### REQUIREMENT:
The records that follow must be reproduced in full, exactly as written.

### WORKING DATA:
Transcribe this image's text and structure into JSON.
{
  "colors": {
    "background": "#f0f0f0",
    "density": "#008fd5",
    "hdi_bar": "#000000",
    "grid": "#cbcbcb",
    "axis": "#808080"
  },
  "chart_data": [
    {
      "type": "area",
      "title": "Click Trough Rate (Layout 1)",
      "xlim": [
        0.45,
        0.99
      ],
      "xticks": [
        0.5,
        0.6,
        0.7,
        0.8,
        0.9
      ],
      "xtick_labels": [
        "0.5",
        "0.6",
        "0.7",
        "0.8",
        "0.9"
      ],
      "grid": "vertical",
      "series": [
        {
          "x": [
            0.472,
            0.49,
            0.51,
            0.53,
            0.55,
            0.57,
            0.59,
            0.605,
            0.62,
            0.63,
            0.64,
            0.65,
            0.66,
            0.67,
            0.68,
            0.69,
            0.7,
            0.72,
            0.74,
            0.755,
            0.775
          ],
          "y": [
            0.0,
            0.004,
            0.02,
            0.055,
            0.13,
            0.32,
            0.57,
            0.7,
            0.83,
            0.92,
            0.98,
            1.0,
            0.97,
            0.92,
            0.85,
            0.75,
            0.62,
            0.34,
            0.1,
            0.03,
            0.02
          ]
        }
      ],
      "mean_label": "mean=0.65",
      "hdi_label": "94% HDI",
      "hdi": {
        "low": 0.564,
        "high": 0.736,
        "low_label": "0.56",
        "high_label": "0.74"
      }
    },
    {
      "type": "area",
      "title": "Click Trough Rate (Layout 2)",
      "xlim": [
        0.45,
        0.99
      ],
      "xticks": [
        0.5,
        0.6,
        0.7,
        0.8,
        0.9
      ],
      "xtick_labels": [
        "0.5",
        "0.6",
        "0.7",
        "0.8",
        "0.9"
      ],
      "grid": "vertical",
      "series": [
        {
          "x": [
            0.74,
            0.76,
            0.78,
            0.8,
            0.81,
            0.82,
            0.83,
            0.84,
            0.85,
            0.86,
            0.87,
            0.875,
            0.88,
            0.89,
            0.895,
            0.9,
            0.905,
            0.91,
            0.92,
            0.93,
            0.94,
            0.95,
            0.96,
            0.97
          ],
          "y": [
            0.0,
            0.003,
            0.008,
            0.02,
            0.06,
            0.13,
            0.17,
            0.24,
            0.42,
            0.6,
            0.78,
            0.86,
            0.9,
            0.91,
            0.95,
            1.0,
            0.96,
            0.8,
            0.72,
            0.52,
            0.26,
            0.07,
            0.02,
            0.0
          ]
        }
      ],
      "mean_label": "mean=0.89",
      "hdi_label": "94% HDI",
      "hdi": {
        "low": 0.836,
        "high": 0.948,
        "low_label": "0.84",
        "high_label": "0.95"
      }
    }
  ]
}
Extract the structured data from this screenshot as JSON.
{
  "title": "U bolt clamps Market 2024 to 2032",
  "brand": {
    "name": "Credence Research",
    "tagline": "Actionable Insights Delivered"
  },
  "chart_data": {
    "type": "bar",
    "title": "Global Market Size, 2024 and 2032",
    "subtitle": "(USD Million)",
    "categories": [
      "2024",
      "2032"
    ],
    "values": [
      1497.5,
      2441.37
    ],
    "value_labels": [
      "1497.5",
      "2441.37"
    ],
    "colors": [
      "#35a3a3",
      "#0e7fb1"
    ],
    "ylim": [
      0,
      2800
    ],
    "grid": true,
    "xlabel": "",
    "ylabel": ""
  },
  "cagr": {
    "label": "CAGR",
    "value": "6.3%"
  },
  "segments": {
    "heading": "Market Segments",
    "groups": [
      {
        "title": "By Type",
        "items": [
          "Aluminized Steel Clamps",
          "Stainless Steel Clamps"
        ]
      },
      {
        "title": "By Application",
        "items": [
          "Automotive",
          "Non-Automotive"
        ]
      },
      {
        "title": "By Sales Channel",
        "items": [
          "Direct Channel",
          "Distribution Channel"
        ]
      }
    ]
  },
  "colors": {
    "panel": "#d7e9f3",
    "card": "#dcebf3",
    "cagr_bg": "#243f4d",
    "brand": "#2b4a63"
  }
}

### EXERCISE RESULT:
Transcribe this image's text and structure into JSON.
{
  "colors": {
    "background": "#f0f0f0",
    "density": "#008fd5",
    "hdi_bar": "#000000",
    "grid": "#cbcbcb",
    "axis": "#808080"
  },
  "chart_data": [
    {
      "type": "area",
      "title": "Click Trough Rate (Layout 1)",
      "xlim": [
        0.45,
        0.99
      ],
      "xticks": [
        0.5,
        0.6,
        0.7,
        0.8,
        0.9
      ],
      "xtick_labels": [
        "0.5",
        "0.6",
        "0.7",
        "0.8",
        "0.9"
      ],
      "grid": "vertical",
      "series": [
        {
          "x": [
            0.472,
            0.49,
            0.51,
            0.53,
            0.55,
            0.57,
            0.59,
            0.605,
            0.62,
            0.63,
            0.64,
            0.65,
            0.66,
            0.67,
            0.68,
            0.69,
            0.7,
            0.72,
            0.74,
            0.755,
            0.775
          ],
          "y": [
            0.0,
            0.004,
            0.02,
            0.055,
            0.13,
            0.32,
            0.57,
            0.7,
            0.83,
            0.92,
            0.98,
            1.0,
            0.97,
            0.92,
            0.85,
            0.75,
            0.62,
            0.34,
            0.1,
            0.03,
            0.02
          ]
        }
      ],
      "mean_label": "mean=0.65",
      "hdi_label": "94% HDI",
      "hdi": {
        "low": 0.564,
        "high": 0.736,
        "low_label": "0.56",
        "high_label": "0.74"
      }
    },
    {
      "type": "area",
      "title": "Click Trough Rate (Layout 2)",
      "xlim": [
        0.45,
        0.99
      ],
      "xticks": [
        0.5,
        0.6,
        0.7,
        0.8,
        0.9
      ],
      "xtick_labels": [
        "0.5",
        "0.6",
        "0.7",
        "0.8",
        "0.9"
      ],
      "grid": "vertical",
      "series": [
        {
          "x": [
            0.74,
            0.76,
            0.78,
            0.8,
            0.81,
            0.82,
            0.83,
            0.84,
            0.85,
            0.86,
            0.87,
            0.875,
            0.88,
            0.89,
            0.895,
            0.9,
            0.905,
            0.91,
            0.92,
            0.93,
            0.94,
            0.95,
            0.96,
            0.97
          ],
          "y": [
            0.0,
            0.003,
            0.008,
            0.02,
            0.06,
            0.13,
            0.17,
            0.24,
            0.42,
            0.6,
            0.78,
            0.86,
            0.9,
            0.91,
            0.95,
            1.0,
            0.96,
            0.8,
            0.72,
            0.52,
            0.26,
            0.07,
            0.02,
            0.0
          ]
        }
      ],
      "mean_label": "mean=0.89",
      "hdi_label": "94% HDI",
      "hdi": {
        "low": 0.836,
        "high": 0.948,
        "low_label": "0.84",
        "high_label": "0.95"
      }
    }
  ]
}
Extract the structured data from this screenshot as JSON.
{
  "title": "U bolt clamps Market 2024 to 2032",
  "brand": {
    "name": "Credence Research",
    "tagline": "Actionable Insights Delivered"
  },
  "chart_data": {
    "type": "bar",
    "title": "Global Market Size, 2024 and 2032",
    "subtitle": "(USD Million)",
    "categories": [
      "2024",
      "2032"
    ],
    "values": [
      1497.5,
      2441.37
    ],
    "value_labels": [
      "1497.5",
      "2441.37"
    ],
    "colors": [
      "#35a3a3",
      "#0e7fb1"
    ],
    "ylim": [
      0,
      2800
    ],
    "grid": true,
    "xlabel": "",
    "ylabel": ""
  },
  "cagr": {
    "label": "CAGR",
    "value": "6.3%"
  },
  "segments": {
    "heading": "Market Segments",
    "groups": [
      {
        "title": "By Type",
        "items": [
          "Aluminized Steel Clamps",
          "Stainless Steel Clamps"
        ]
      },
      {
        "title": "By Application",
        "items": [
          "Automotive",
          "Non-Automotive"
        ]
      },
      {
        "title": "By Sales Channel",
        "items": [
          "Direct Channel",
          "Distribution Channel"
        ]
      }
    ]
  },
  "colors": {
    "panel": "#d7e9f3",
    "card": "#dcebf3",
    "cagr_bg": "#243f4d",
    "brand": "#2b4a63"
  }
}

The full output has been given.